▸ Your goal: Output every entry exactly as written, skipping any pictures.

Records from a collection
:::

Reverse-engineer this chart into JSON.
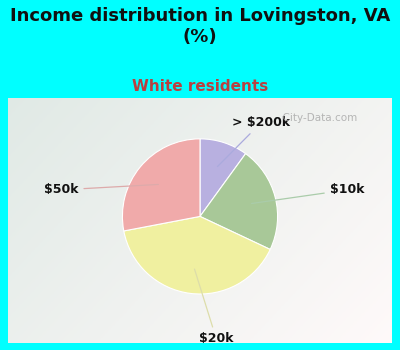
{
  "title": "Income distribution in Lovingston, VA\n(%)",
  "subtitle": "White residents",
  "title_color": "#111111",
  "subtitle_color": "#b94040",
  "title_bg_color": "#00ffff",
  "chart_bg_top_left": "#c8e8d0",
  "chart_bg_right": "#e8f4f8",
  "labels": [
    "> $200k",
    "$10k",
    "$20k",
    "$50k"
  ],
  "sizes": [
    10,
    22,
    40,
    28
  ],
  "colors": [
    "#b8b0e0",
    "#a8c898",
    "#f0f0a0",
    "#f0aaaa"
  ],
  "watermark": "  City-Data.com",
  "label_fontsize": 9,
  "title_fontsize": 13,
  "subtitle_fontsize": 11
}
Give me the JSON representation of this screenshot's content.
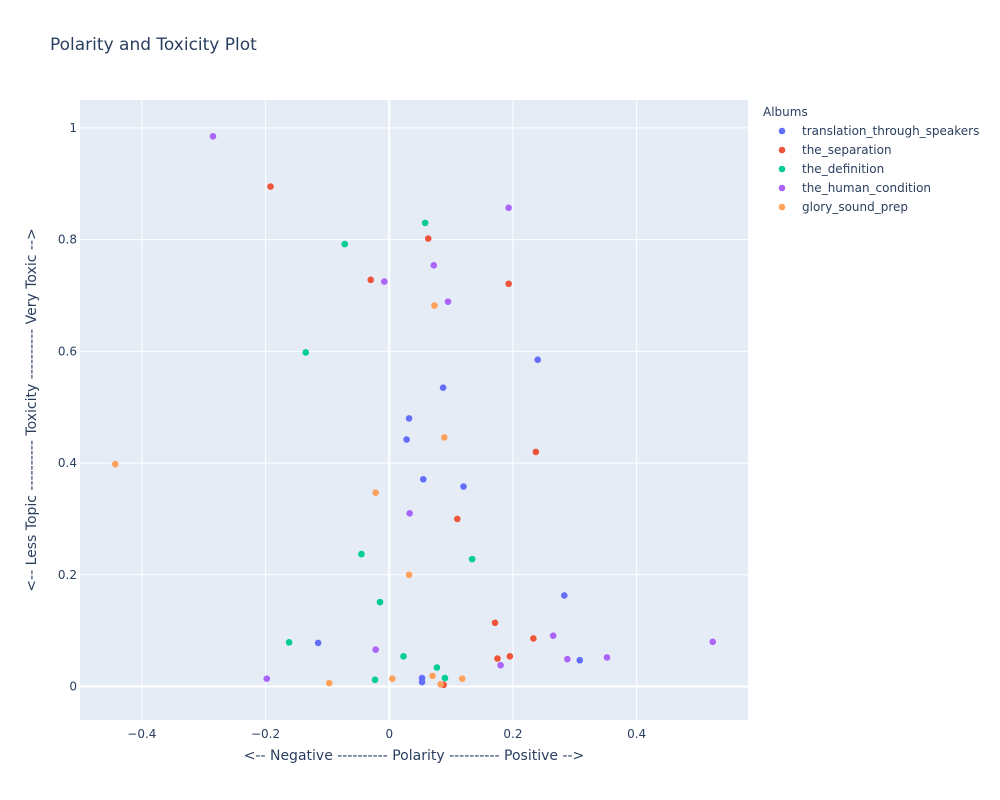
{
  "chart_data": {
    "type": "scatter",
    "title": "Polarity and Toxicity Plot",
    "xlabel": "<-- Negative ---------- Polarity ---------- Positive -->",
    "ylabel": "<-- Less Topic ---------- Toxicity ---------- Very Toxic -->",
    "xlim": [
      -0.5,
      0.58
    ],
    "ylim": [
      -0.06,
      1.05
    ],
    "xticks": [
      -0.4,
      -0.2,
      0,
      0.2,
      0.4
    ],
    "xtick_labels": [
      "−0.4",
      "−0.2",
      "0",
      "0.2",
      "0.4"
    ],
    "yticks": [
      0,
      0.2,
      0.4,
      0.6,
      0.8,
      1
    ],
    "ytick_labels": [
      "0",
      "0.2",
      "0.4",
      "0.6",
      "0.8",
      "1"
    ],
    "grid": true,
    "legend": {
      "title": "Albums",
      "placement": "top-right, outside plot"
    },
    "series": [
      {
        "name": "translation_through_speakers",
        "color": "#636efa",
        "points": [
          [
            0.24,
            0.585
          ],
          [
            0.087,
            0.535
          ],
          [
            0.032,
            0.48
          ],
          [
            0.028,
            0.442
          ],
          [
            0.055,
            0.371
          ],
          [
            0.12,
            0.358
          ],
          [
            0.283,
            0.163
          ],
          [
            -0.115,
            0.078
          ],
          [
            0.053,
            0.015
          ],
          [
            0.053,
            0.008
          ],
          [
            0.308,
            0.047
          ]
        ]
      },
      {
        "name": "the_separation",
        "color": "#ef553b",
        "points": [
          [
            -0.192,
            0.895
          ],
          [
            0.063,
            0.802
          ],
          [
            -0.03,
            0.728
          ],
          [
            0.193,
            0.721
          ],
          [
            0.237,
            0.42
          ],
          [
            0.11,
            0.3
          ],
          [
            0.171,
            0.114
          ],
          [
            0.233,
            0.086
          ],
          [
            0.175,
            0.05
          ],
          [
            0.195,
            0.054
          ],
          [
            0.088,
            0.003
          ]
        ]
      },
      {
        "name": "the_definition",
        "color": "#00cc96",
        "points": [
          [
            0.058,
            0.83
          ],
          [
            -0.072,
            0.792
          ],
          [
            -0.135,
            0.598
          ],
          [
            -0.045,
            0.237
          ],
          [
            0.134,
            0.228
          ],
          [
            -0.015,
            0.151
          ],
          [
            -0.162,
            0.079
          ],
          [
            0.023,
            0.054
          ],
          [
            0.077,
            0.034
          ],
          [
            -0.023,
            0.012
          ],
          [
            0.09,
            0.015
          ]
        ]
      },
      {
        "name": "the_human_condition",
        "color": "#ab63fa",
        "points": [
          [
            -0.285,
            0.985
          ],
          [
            0.193,
            0.857
          ],
          [
            0.072,
            0.754
          ],
          [
            -0.008,
            0.725
          ],
          [
            0.095,
            0.689
          ],
          [
            0.033,
            0.31
          ],
          [
            0.265,
            0.091
          ],
          [
            0.523,
            0.08
          ],
          [
            -0.022,
            0.066
          ],
          [
            0.288,
            0.049
          ],
          [
            0.352,
            0.052
          ],
          [
            0.18,
            0.038
          ],
          [
            -0.198,
            0.014
          ]
        ]
      },
      {
        "name": "glory_sound_prep",
        "color": "#ffa15a",
        "points": [
          [
            0.073,
            0.682
          ],
          [
            0.089,
            0.446
          ],
          [
            -0.443,
            0.398
          ],
          [
            -0.022,
            0.347
          ],
          [
            0.032,
            0.2
          ],
          [
            0.07,
            0.019
          ],
          [
            0.118,
            0.014
          ],
          [
            0.005,
            0.014
          ],
          [
            -0.097,
            0.006
          ],
          [
            0.083,
            0.004
          ]
        ]
      }
    ]
  }
}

:::

▸ Exercise solution:
Reverse-engineer this chart into JSON.
{
  "title": "Income distribution in Lovingston, VA\n(%)",
  "subtitle": "White residents",
  "title_color": "#111111",
  "subtitle_color": "#b94040",
  "title_bg_color": "#00ffff",
  "chart_bg_top_left": "#c8e8d0",
  "chart_bg_right": "#e8f4f8",
  "labels": [
    "> $200k",
    "$10k",
    "$20k",
    "$50k"
  ],
  "sizes": [
    10,
    22,
    40,
    28
  ],
  "colors": [
    "#b8b0e0",
    "#a8c898",
    "#f0f0a0",
    "#f0aaaa"
  ],
  "watermark": "  City-Data.com",
  "label_fontsize": 9,
  "title_fontsize": 13,
  "subtitle_fontsize": 11
}
Give me the JSON representation of this screenshot's content.
{
  "chart_data": {
    "type": "scatter",
    "title": "Polarity and Toxicity Plot",
    "xlabel": "<-- Negative ---------- Polarity ---------- Positive -->",
    "ylabel": "<-- Less Topic ---------- Toxicity ---------- Very Toxic -->",
    "xlim": [
      -0.5,
      0.58
    ],
    "ylim": [
      -0.06,
      1.05
    ],
    "xticks": [
      -0.4,
      -0.2,
      0,
      0.2,
      0.4
    ],
    "xtick_labels": [
      "−0.4",
      "−0.2",
      "0",
      "0.2",
      "0.4"
    ],
    "yticks": [
      0,
      0.2,
      0.4,
      0.6,
      0.8,
      1
    ],
    "ytick_labels": [
      "0",
      "0.2",
      "0.4",
      "0.6",
      "0.8",
      "1"
    ],
    "grid": true,
    "legend": {
      "title": "Albums",
      "placement": "top-right, outside plot"
    },
    "series": [
      {
        "name": "translation_through_speakers",
        "color": "#636efa",
        "points": [
          [
            0.24,
            0.585
          ],
          [
            0.087,
            0.535
          ],
          [
            0.032,
            0.48
          ],
          [
            0.028,
            0.442
          ],
          [
            0.055,
            0.371
          ],
          [
            0.12,
            0.358
          ],
          [
            0.283,
            0.163
          ],
          [
            -0.115,
            0.078
          ],
          [
            0.053,
            0.015
          ],
          [
            0.053,
            0.008
          ],
          [
            0.308,
            0.047
          ]
        ]
      },
      {
        "name": "the_separation",
        "color": "#ef553b",
        "points": [
          [
            -0.192,
            0.895
          ],
          [
            0.063,
            0.802
          ],
          [
            -0.03,
            0.728
          ],
          [
            0.193,
            0.721
          ],
          [
            0.237,
            0.42
          ],
          [
            0.11,
            0.3
          ],
          [
            0.171,
            0.114
          ],
          [
            0.233,
            0.086
          ],
          [
            0.175,
            0.05
          ],
          [
            0.195,
            0.054
          ],
          [
            0.088,
            0.003
          ]
        ]
      },
      {
        "name": "the_definition",
        "color": "#00cc96",
        "points": [
          [
            0.058,
            0.83
          ],
          [
            -0.072,
            0.792
          ],
          [
            -0.135,
            0.598
          ],
          [
            -0.045,
            0.237
          ],
          [
            0.134,
            0.228
          ],
          [
            -0.015,
            0.151
          ],
          [
            -0.162,
            0.079
          ],
          [
            0.023,
            0.054
          ],
          [
            0.077,
            0.034
          ],
          [
            -0.023,
            0.012
          ],
          [
            0.09,
            0.015
          ]
        ]
      },
      {
        "name": "the_human_condition",
        "color": "#ab63fa",
        "points": [
          [
            -0.285,
            0.985
          ],
          [
            0.193,
            0.857
          ],
          [
            0.072,
            0.754
          ],
          [
            -0.008,
            0.725
          ],
          [
            0.095,
            0.689
          ],
          [
            0.033,
            0.31
          ],
          [
            0.265,
            0.091
          ],
          [
            0.523,
            0.08
          ],
          [
            -0.022,
            0.066
          ],
          [
            0.288,
            0.049
          ],
          [
            0.352,
            0.052
          ],
          [
            0.18,
            0.038
          ],
          [
            -0.198,
            0.014
          ]
        ]
      },
      {
        "name": "glory_sound_prep",
        "color": "#ffa15a",
        "points": [
          [
            0.073,
            0.682
          ],
          [
            0.089,
            0.446
          ],
          [
            -0.443,
            0.398
          ],
          [
            -0.022,
            0.347
          ],
          [
            0.032,
            0.2
          ],
          [
            0.07,
            0.019
          ],
          [
            0.118,
            0.014
          ],
          [
            0.005,
            0.014
          ],
          [
            -0.097,
            0.006
          ],
          [
            0.083,
            0.004
          ]
        ]
      }
    ]
  }
}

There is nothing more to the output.